(Data entries)
* Begin *

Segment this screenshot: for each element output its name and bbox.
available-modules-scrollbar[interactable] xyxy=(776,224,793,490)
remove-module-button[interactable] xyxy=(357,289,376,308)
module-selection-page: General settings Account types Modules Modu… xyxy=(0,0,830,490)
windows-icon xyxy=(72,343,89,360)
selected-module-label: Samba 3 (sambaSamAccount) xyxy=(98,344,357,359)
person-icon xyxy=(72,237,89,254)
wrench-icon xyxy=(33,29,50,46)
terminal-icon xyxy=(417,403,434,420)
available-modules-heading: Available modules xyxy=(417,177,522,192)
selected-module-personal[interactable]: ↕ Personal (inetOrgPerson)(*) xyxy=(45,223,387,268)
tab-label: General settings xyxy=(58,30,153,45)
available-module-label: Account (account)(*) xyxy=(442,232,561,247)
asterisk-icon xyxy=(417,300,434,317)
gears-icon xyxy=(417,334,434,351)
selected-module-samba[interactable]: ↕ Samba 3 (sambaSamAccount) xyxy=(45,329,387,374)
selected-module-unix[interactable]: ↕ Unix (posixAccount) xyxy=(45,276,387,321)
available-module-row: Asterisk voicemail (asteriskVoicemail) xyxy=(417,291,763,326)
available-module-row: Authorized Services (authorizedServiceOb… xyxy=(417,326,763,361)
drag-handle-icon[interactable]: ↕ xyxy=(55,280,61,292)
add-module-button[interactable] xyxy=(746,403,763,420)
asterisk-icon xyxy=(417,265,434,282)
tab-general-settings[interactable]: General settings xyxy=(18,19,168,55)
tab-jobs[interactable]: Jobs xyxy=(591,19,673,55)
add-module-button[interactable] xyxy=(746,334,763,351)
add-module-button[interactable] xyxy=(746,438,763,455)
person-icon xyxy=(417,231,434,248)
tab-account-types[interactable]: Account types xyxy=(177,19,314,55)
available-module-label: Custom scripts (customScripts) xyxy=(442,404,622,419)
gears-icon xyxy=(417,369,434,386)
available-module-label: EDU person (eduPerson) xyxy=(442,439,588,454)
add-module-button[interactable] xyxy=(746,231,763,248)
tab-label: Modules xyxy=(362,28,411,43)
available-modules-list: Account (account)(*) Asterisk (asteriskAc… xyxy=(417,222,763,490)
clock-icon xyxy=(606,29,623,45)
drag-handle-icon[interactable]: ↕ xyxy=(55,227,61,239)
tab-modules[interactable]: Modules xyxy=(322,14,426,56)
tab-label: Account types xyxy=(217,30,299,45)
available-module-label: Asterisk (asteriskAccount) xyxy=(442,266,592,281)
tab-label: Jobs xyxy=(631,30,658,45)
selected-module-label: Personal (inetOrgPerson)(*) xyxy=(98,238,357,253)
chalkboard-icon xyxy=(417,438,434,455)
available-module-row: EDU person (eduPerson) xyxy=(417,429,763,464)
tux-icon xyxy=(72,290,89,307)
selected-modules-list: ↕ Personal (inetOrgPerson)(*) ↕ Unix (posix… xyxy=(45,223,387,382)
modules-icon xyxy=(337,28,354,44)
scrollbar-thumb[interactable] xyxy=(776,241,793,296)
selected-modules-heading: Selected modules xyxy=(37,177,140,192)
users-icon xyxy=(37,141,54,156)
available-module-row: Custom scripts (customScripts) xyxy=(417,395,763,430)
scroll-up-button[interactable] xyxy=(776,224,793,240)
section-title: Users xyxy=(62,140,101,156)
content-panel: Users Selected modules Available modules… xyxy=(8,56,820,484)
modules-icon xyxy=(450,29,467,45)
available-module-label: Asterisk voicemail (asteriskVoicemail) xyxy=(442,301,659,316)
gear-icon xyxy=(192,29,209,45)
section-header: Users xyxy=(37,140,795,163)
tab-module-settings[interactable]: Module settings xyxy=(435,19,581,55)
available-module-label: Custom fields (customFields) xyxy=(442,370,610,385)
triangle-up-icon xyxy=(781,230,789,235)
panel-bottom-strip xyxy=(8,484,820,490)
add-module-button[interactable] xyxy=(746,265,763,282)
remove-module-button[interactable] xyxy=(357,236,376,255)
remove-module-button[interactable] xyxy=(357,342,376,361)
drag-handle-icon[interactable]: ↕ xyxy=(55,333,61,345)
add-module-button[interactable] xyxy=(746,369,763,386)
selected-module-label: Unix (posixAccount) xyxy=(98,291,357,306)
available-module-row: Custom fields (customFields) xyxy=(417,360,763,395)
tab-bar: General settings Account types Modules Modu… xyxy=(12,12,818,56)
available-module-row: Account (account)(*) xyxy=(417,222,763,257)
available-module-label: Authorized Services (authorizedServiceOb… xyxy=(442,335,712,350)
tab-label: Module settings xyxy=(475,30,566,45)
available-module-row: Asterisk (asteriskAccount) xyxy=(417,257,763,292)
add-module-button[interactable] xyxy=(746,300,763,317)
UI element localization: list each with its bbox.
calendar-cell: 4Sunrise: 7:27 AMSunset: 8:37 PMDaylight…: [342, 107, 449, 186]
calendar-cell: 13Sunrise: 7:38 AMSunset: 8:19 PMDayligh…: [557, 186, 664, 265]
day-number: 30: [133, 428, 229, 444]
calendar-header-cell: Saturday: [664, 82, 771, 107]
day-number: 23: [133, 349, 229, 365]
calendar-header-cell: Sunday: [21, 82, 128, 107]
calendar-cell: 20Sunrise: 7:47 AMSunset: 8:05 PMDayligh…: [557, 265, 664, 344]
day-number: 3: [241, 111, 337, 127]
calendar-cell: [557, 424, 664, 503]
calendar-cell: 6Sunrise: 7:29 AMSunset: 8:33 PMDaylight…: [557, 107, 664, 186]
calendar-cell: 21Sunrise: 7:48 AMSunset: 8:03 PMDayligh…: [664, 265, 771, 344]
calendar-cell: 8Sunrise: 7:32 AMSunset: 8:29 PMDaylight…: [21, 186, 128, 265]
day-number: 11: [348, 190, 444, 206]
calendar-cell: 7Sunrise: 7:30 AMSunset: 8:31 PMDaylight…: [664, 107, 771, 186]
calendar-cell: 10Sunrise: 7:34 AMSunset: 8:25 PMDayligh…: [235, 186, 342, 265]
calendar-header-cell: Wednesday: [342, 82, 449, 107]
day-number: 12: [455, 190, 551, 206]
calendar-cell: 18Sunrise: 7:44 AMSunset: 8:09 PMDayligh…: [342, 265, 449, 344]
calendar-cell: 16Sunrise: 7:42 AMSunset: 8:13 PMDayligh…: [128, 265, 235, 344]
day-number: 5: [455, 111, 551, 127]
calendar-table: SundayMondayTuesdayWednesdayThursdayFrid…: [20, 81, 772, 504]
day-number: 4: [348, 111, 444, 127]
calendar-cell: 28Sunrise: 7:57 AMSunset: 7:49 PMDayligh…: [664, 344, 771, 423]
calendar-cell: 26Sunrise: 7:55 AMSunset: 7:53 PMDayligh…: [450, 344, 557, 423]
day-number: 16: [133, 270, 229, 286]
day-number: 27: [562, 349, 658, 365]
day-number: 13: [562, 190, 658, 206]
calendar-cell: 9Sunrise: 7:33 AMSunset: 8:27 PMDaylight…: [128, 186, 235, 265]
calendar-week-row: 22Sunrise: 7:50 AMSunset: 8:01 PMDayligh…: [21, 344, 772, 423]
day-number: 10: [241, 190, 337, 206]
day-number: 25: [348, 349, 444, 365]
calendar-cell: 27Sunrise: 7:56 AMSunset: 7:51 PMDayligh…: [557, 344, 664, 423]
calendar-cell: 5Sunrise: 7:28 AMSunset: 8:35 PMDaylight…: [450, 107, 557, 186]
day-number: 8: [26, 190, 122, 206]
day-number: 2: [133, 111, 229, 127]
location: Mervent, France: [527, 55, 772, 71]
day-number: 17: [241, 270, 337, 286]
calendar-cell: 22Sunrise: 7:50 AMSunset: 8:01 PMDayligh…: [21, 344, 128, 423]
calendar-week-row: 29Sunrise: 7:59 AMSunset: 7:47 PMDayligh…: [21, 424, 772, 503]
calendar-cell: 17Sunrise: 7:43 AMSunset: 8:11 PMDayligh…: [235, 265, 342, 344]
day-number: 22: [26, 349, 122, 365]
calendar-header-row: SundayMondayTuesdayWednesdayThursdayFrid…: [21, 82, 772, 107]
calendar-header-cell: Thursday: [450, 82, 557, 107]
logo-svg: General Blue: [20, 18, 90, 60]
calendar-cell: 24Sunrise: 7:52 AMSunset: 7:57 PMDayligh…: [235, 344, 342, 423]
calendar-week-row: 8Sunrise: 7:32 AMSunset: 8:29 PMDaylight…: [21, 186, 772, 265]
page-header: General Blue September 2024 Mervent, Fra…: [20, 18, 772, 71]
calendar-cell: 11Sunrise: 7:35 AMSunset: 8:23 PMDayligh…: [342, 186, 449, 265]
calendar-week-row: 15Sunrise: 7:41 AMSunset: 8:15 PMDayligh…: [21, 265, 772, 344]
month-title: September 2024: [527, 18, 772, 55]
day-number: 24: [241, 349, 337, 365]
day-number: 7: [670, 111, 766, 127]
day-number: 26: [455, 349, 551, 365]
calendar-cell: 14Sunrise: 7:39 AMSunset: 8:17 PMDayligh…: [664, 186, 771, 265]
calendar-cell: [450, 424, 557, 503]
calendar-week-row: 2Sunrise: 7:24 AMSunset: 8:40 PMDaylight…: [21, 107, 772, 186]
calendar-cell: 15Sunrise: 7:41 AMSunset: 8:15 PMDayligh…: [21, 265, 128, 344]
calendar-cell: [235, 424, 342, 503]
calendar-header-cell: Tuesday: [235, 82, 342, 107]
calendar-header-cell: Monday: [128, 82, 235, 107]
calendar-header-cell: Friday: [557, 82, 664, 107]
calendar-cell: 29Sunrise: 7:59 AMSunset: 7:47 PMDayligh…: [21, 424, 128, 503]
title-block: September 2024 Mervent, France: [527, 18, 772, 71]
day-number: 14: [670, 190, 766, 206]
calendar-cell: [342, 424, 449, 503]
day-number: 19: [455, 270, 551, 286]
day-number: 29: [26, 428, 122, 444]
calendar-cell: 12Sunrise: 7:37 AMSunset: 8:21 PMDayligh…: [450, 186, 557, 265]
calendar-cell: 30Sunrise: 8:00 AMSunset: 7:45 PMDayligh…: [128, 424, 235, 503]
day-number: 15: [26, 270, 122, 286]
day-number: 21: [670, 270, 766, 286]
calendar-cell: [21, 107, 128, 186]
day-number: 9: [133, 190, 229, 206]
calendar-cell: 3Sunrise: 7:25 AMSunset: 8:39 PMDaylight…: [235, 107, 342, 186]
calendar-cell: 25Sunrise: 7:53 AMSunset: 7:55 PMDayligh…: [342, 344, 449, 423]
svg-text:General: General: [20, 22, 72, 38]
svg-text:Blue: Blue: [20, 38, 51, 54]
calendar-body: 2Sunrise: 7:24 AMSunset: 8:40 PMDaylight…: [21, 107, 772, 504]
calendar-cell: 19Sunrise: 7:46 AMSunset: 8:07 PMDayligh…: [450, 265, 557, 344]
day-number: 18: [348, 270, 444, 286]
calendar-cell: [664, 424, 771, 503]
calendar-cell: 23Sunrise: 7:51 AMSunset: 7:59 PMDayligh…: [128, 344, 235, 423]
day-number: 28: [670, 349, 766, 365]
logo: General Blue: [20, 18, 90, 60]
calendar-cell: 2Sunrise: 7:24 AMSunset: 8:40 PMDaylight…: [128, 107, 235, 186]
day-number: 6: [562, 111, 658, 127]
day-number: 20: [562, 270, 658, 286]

* End *

> **What you should do**
Reproduce the lines of the listing word for word, starting at its first line and ending at the line that contains "windows-icon xyxy=(72,343,89,360)", with both ends included.

> **Written solution**
Segment this screenshot: for each element output its name and bbox.
available-modules-scrollbar[interactable] xyxy=(776,224,793,490)
remove-module-button[interactable] xyxy=(357,289,376,308)
module-selection-page: General settings Account types Modules Modu… xyxy=(0,0,830,490)
windows-icon xyxy=(72,343,89,360)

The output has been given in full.